* Directions for this task: For the material that follows, list every line containing the word "start".

* Provided records:
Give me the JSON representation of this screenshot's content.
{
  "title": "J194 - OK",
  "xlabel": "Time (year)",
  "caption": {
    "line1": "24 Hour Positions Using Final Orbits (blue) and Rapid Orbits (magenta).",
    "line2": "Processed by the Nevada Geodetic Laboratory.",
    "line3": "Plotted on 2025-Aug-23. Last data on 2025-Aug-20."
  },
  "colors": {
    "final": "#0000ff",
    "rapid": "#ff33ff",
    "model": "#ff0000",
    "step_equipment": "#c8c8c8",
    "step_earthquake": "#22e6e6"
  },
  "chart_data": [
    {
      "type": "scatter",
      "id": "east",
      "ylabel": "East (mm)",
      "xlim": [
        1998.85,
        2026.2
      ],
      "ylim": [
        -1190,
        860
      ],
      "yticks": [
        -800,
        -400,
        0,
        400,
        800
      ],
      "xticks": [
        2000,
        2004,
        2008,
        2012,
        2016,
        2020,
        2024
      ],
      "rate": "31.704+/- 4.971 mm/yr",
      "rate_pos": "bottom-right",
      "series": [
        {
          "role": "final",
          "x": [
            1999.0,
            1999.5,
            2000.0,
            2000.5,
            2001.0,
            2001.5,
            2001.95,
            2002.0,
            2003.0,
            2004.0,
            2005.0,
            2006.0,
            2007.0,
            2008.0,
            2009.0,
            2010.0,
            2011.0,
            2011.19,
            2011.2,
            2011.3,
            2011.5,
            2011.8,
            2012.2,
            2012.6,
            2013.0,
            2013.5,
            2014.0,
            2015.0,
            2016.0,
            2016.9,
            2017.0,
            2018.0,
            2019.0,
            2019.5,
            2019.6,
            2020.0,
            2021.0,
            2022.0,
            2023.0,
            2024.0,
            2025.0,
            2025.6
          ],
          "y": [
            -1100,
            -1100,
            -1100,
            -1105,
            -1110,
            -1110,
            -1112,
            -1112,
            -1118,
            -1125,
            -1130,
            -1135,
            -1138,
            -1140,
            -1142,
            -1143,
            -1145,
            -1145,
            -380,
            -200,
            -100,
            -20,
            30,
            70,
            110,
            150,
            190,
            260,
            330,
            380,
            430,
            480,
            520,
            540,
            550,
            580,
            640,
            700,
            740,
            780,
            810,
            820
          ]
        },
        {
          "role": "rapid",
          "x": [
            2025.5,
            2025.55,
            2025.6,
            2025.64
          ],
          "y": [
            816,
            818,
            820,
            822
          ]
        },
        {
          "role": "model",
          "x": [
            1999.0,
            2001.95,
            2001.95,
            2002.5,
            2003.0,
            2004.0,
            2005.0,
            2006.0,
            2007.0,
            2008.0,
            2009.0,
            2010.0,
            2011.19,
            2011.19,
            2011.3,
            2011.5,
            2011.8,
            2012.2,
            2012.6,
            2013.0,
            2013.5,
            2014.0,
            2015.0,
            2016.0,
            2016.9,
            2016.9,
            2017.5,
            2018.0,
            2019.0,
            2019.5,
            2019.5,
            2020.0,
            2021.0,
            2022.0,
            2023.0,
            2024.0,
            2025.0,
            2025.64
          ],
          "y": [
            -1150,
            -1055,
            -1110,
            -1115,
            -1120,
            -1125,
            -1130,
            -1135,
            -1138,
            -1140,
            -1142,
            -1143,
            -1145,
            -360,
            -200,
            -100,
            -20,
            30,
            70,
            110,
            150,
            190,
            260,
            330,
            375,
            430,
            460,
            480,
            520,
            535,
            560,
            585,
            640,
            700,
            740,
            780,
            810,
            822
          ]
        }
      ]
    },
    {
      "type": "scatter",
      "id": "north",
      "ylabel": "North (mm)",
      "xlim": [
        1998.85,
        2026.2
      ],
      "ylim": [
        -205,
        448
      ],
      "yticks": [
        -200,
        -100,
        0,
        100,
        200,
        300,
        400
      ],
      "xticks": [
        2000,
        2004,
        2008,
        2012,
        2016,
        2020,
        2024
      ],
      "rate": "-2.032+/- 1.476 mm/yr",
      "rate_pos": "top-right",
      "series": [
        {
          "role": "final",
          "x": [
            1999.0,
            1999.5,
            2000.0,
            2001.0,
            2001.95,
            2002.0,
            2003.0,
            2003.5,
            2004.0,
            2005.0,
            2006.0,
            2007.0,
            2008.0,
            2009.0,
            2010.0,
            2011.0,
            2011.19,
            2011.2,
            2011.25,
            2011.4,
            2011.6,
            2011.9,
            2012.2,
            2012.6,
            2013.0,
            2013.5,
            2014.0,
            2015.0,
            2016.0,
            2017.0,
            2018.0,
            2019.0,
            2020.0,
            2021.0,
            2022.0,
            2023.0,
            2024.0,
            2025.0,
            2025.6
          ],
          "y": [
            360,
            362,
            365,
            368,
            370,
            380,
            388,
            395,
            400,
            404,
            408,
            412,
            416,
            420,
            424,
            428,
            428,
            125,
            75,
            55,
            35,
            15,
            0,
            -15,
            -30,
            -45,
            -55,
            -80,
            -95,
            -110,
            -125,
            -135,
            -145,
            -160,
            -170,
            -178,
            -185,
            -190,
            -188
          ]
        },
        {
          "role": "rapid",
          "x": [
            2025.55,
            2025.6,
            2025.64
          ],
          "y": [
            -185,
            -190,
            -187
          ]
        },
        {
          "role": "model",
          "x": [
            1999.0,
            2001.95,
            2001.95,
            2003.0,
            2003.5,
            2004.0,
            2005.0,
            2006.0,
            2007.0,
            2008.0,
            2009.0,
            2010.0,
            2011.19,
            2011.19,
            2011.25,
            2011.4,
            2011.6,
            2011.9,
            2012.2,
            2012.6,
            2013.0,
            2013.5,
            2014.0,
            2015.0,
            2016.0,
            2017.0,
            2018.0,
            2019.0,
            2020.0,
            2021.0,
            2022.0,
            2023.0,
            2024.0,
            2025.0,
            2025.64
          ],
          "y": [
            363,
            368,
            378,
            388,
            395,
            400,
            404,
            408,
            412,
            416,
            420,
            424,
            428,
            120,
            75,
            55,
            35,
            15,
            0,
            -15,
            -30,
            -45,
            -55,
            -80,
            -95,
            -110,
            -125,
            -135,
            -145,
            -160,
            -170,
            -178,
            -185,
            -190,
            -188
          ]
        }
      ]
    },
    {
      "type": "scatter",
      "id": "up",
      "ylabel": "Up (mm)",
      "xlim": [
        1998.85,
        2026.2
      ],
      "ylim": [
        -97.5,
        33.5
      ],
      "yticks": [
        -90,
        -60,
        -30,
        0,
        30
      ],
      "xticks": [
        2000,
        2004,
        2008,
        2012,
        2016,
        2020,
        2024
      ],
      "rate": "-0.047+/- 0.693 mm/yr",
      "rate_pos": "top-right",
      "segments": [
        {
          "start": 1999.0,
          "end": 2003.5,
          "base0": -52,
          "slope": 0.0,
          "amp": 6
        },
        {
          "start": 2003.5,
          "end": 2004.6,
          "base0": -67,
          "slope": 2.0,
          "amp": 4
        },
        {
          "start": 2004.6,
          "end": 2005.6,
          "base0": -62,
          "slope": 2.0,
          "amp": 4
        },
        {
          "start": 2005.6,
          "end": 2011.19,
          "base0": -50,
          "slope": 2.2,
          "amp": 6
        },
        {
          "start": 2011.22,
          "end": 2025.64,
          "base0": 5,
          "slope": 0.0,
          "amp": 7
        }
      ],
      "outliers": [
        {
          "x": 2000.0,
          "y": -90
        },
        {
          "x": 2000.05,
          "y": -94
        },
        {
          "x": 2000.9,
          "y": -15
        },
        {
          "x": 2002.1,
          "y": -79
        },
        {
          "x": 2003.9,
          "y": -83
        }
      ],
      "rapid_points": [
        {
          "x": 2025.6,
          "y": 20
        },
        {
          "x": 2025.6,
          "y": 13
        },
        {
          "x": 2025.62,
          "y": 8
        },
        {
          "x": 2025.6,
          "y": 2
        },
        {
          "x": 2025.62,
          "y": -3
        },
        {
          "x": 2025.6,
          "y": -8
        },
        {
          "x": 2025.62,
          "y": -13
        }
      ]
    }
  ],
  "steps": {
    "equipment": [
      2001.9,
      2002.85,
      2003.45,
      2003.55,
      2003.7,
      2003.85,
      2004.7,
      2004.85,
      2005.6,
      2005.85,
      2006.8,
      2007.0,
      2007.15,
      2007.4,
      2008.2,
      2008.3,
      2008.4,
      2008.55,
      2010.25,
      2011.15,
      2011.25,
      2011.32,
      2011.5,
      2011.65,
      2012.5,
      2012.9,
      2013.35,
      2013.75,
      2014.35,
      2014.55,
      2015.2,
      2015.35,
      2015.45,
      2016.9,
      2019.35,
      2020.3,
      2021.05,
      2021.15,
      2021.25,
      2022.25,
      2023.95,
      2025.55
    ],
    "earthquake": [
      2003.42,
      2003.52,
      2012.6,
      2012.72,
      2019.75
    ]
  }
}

* Exercise solution:
          "start": 1999.0,
          "start": 2003.5,
          "start": 2004.6,
          "start": 2005.6,
          "start": 2011.22,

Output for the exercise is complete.